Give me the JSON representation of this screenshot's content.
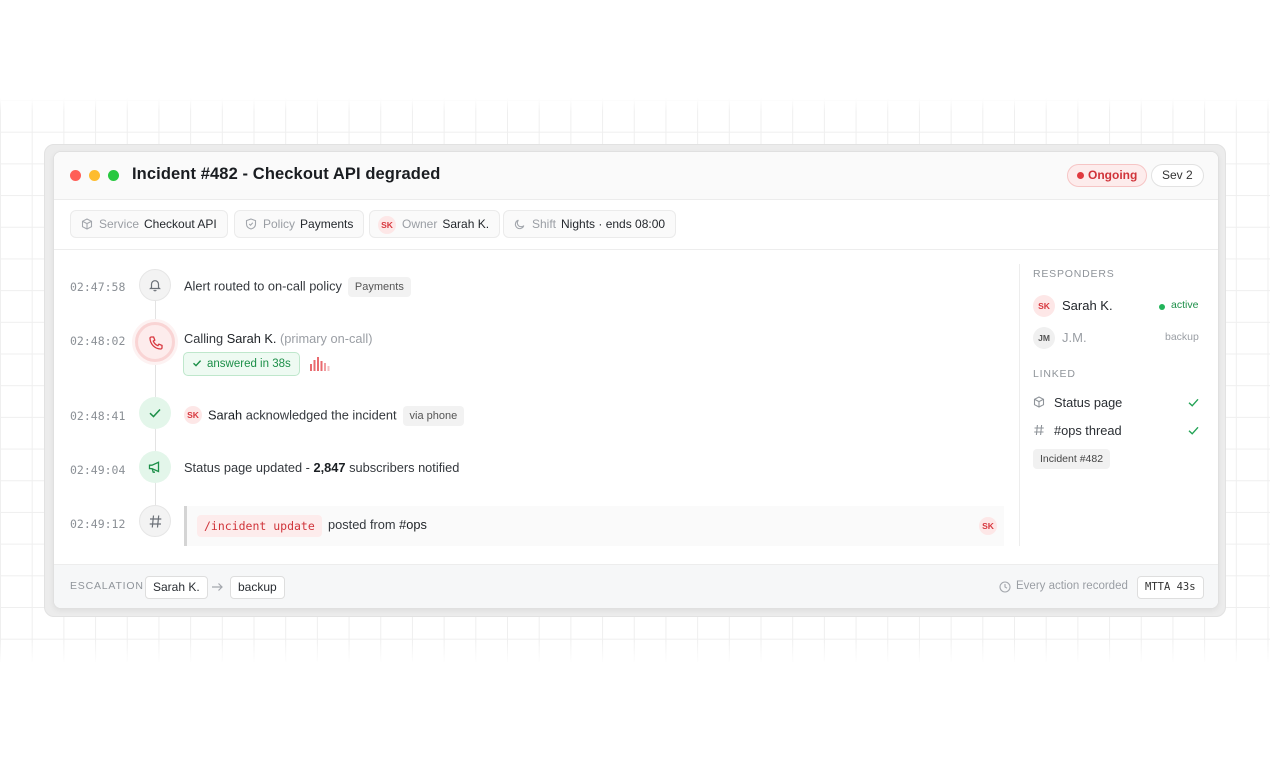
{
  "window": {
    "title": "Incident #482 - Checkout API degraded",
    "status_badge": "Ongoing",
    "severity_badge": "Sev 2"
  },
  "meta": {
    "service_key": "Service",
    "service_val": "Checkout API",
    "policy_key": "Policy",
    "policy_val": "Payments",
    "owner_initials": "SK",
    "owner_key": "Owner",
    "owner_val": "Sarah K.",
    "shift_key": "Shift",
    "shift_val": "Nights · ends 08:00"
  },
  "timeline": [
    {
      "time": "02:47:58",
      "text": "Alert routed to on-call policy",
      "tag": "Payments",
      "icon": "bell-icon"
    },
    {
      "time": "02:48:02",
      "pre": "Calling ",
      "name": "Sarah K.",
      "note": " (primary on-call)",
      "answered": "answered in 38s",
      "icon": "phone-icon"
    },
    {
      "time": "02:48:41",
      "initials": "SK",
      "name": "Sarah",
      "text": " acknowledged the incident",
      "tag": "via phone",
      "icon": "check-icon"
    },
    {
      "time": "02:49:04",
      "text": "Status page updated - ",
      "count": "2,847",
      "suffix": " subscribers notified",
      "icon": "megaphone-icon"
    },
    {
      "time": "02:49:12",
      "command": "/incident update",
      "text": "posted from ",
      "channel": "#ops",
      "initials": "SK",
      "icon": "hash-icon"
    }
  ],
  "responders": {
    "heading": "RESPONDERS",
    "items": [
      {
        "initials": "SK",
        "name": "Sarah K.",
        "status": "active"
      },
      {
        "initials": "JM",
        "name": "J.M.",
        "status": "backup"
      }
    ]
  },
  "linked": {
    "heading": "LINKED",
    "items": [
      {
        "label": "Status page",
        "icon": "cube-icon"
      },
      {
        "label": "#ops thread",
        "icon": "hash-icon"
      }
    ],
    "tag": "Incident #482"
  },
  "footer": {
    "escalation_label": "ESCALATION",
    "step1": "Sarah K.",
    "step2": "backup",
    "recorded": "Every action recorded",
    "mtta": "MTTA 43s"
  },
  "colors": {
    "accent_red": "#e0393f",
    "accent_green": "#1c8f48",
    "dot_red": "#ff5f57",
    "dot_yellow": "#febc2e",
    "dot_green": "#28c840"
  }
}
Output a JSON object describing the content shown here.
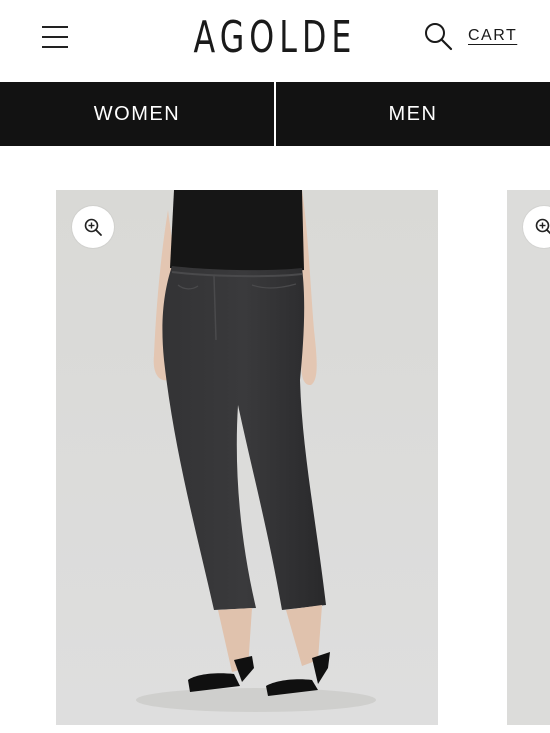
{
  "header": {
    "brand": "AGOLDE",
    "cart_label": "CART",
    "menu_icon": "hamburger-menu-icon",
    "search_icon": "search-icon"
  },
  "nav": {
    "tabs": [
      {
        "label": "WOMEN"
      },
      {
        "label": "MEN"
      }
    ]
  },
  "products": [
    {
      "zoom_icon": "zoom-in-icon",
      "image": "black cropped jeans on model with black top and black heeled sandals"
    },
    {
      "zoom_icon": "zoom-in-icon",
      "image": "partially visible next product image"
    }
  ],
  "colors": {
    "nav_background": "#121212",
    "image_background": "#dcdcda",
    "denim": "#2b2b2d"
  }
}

────────

Pictures in the records should not appear in your copy, but everything else must be transcribed exactly.

Give me the JSON representation of this screenshot's content.
{
  "window": {
    "title": "Incident #482 - Checkout API degraded",
    "status_badge": "Ongoing",
    "severity_badge": "Sev 2"
  },
  "meta": {
    "service_key": "Service",
    "service_val": "Checkout API",
    "policy_key": "Policy",
    "policy_val": "Payments",
    "owner_initials": "SK",
    "owner_key": "Owner",
    "owner_val": "Sarah K.",
    "shift_key": "Shift",
    "shift_val": "Nights · ends 08:00"
  },
  "timeline": [
    {
      "time": "02:47:58",
      "text": "Alert routed to on-call policy",
      "tag": "Payments",
      "icon": "bell-icon"
    },
    {
      "time": "02:48:02",
      "pre": "Calling ",
      "name": "Sarah K.",
      "note": " (primary on-call)",
      "answered": "answered in 38s",
      "icon": "phone-icon"
    },
    {
      "time": "02:48:41",
      "initials": "SK",
      "name": "Sarah",
      "text": " acknowledged the incident",
      "tag": "via phone",
      "icon": "check-icon"
    },
    {
      "time": "02:49:04",
      "text": "Status page updated - ",
      "count": "2,847",
      "suffix": " subscribers notified",
      "icon": "megaphone-icon"
    },
    {
      "time": "02:49:12",
      "command": "/incident update",
      "text": "posted from ",
      "channel": "#ops",
      "initials": "SK",
      "icon": "hash-icon"
    }
  ],
  "responders": {
    "heading": "RESPONDERS",
    "items": [
      {
        "initials": "SK",
        "name": "Sarah K.",
        "status": "active"
      },
      {
        "initials": "JM",
        "name": "J.M.",
        "status": "backup"
      }
    ]
  },
  "linked": {
    "heading": "LINKED",
    "items": [
      {
        "label": "Status page",
        "icon": "cube-icon"
      },
      {
        "label": "#ops thread",
        "icon": "hash-icon"
      }
    ],
    "tag": "Incident #482"
  },
  "footer": {
    "escalation_label": "ESCALATION",
    "step1": "Sarah K.",
    "step2": "backup",
    "recorded": "Every action recorded",
    "mtta": "MTTA 43s"
  },
  "colors": {
    "accent_red": "#e0393f",
    "accent_green": "#1c8f48",
    "dot_red": "#ff5f57",
    "dot_yellow": "#febc2e",
    "dot_green": "#28c840"
  }
}
Output a JSON object describing the content shown here.
{
  "header": {
    "brand": "AGOLDE",
    "cart_label": "CART",
    "menu_icon": "hamburger-menu-icon",
    "search_icon": "search-icon"
  },
  "nav": {
    "tabs": [
      {
        "label": "WOMEN"
      },
      {
        "label": "MEN"
      }
    ]
  },
  "products": [
    {
      "zoom_icon": "zoom-in-icon",
      "image": "black cropped jeans on model with black top and black heeled sandals"
    },
    {
      "zoom_icon": "zoom-in-icon",
      "image": "partially visible next product image"
    }
  ],
  "colors": {
    "nav_background": "#121212",
    "image_background": "#dcdcda",
    "denim": "#2b2b2d"
  }
}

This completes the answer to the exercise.